## Begin Source records

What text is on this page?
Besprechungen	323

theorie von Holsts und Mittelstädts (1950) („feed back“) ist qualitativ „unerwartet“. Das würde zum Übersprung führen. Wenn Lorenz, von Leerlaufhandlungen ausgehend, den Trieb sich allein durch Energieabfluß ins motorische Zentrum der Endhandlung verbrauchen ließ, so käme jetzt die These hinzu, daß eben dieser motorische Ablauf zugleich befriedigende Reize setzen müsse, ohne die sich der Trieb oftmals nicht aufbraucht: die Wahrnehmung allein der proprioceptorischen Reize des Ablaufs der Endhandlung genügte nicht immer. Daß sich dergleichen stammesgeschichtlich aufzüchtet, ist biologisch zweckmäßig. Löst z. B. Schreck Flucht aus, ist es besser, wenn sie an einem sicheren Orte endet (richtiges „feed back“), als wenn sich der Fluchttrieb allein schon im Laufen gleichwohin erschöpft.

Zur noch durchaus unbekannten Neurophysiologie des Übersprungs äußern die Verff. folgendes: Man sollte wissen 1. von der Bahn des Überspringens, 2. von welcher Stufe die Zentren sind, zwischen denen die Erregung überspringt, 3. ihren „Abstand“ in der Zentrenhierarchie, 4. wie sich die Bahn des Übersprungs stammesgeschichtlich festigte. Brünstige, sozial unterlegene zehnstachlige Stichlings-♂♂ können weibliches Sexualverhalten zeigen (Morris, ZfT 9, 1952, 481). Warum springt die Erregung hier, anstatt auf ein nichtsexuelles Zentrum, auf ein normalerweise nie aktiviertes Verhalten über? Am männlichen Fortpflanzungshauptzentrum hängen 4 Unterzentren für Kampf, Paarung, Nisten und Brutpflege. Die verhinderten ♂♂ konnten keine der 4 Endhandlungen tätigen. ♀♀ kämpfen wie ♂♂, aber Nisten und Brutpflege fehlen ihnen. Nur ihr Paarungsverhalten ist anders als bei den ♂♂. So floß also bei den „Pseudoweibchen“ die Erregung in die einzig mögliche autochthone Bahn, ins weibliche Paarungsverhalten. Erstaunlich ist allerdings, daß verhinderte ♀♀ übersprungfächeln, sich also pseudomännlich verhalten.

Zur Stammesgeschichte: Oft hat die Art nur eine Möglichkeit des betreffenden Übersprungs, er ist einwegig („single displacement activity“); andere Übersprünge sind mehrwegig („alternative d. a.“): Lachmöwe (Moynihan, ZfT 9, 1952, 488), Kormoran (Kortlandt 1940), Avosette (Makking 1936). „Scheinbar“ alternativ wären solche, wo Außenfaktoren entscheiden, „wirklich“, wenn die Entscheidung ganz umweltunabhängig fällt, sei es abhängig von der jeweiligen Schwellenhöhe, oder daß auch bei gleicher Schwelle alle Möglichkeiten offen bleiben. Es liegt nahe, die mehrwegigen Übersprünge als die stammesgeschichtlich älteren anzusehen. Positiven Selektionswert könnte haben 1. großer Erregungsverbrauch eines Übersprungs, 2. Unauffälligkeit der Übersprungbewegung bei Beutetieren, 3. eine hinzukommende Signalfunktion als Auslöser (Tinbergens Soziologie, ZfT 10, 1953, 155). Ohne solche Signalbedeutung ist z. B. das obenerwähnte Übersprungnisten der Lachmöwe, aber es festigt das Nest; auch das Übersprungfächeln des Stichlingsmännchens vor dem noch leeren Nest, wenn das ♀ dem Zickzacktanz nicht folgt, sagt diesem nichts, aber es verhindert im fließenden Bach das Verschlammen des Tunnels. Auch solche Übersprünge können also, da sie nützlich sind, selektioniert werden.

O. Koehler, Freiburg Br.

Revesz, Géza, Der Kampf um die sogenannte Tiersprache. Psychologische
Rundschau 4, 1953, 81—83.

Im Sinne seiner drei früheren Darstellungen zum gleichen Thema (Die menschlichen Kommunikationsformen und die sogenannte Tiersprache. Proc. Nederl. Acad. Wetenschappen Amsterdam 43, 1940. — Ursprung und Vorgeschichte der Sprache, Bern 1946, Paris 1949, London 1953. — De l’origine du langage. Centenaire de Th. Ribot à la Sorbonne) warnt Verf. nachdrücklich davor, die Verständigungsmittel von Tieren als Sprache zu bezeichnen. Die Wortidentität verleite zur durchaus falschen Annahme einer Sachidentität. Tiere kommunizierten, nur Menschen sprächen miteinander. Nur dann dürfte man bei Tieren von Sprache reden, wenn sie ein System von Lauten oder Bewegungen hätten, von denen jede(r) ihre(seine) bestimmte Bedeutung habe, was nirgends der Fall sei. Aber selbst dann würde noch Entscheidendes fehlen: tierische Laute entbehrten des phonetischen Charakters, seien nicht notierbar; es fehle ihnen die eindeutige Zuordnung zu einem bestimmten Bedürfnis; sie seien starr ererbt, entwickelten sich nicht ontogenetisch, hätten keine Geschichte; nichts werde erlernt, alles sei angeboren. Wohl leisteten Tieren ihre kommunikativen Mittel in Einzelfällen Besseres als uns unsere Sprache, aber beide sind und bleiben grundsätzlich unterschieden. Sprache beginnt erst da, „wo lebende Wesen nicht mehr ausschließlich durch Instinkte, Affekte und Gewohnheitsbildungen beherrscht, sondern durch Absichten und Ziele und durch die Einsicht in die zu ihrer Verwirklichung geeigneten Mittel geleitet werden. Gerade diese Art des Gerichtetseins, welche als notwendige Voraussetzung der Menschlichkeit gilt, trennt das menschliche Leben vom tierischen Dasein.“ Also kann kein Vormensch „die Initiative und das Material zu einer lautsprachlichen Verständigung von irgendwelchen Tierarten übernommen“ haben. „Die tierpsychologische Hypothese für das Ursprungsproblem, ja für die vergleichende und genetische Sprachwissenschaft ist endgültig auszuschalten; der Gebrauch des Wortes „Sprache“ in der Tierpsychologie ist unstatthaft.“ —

## End Source records
## Begin Source records

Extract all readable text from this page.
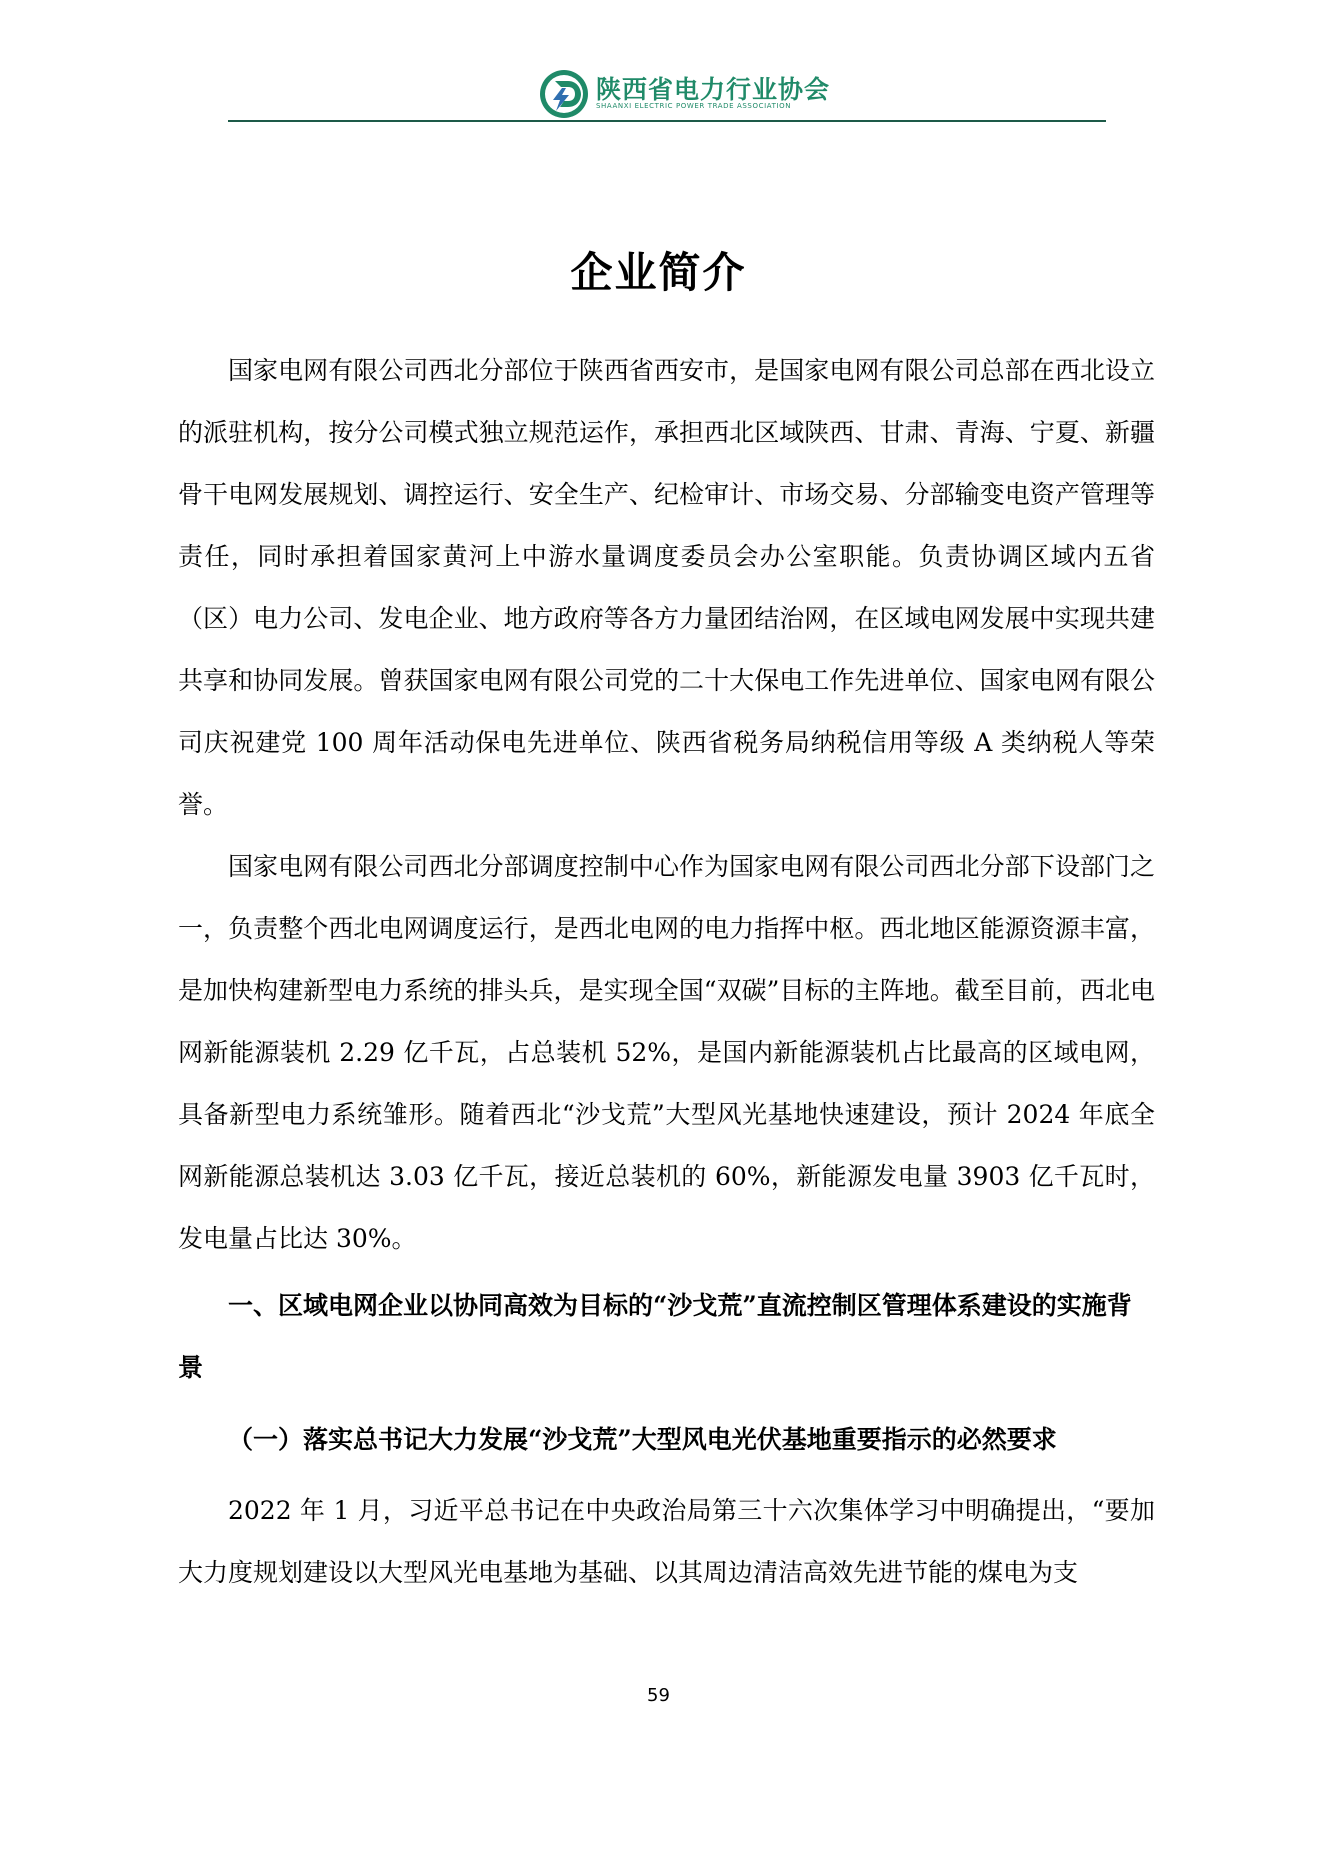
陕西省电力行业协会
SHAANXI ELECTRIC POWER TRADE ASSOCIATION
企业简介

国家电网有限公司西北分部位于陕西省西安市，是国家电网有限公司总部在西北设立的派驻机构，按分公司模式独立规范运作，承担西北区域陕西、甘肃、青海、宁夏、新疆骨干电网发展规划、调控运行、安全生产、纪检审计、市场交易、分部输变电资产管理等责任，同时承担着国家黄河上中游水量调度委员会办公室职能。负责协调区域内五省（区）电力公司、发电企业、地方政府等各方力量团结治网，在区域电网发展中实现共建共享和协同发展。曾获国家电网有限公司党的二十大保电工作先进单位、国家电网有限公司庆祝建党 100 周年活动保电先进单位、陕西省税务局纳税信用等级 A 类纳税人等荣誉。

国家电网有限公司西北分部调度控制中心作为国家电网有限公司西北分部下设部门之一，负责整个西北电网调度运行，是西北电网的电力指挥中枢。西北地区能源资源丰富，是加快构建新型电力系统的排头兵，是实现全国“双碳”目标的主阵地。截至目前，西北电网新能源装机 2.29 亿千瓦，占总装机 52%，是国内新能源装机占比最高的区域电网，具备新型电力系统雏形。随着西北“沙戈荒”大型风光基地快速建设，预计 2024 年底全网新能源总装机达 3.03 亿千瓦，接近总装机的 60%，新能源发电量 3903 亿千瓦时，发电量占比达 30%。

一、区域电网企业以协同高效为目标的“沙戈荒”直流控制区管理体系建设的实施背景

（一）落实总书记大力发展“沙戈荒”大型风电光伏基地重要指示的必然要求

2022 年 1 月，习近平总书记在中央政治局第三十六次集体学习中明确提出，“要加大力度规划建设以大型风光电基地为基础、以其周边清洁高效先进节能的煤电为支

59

## End Source records

**Given instruction:**
Go through the data and gather every line that holds "text".

**Exercise output:**
What text is on this page?
Extract all readable text from this page.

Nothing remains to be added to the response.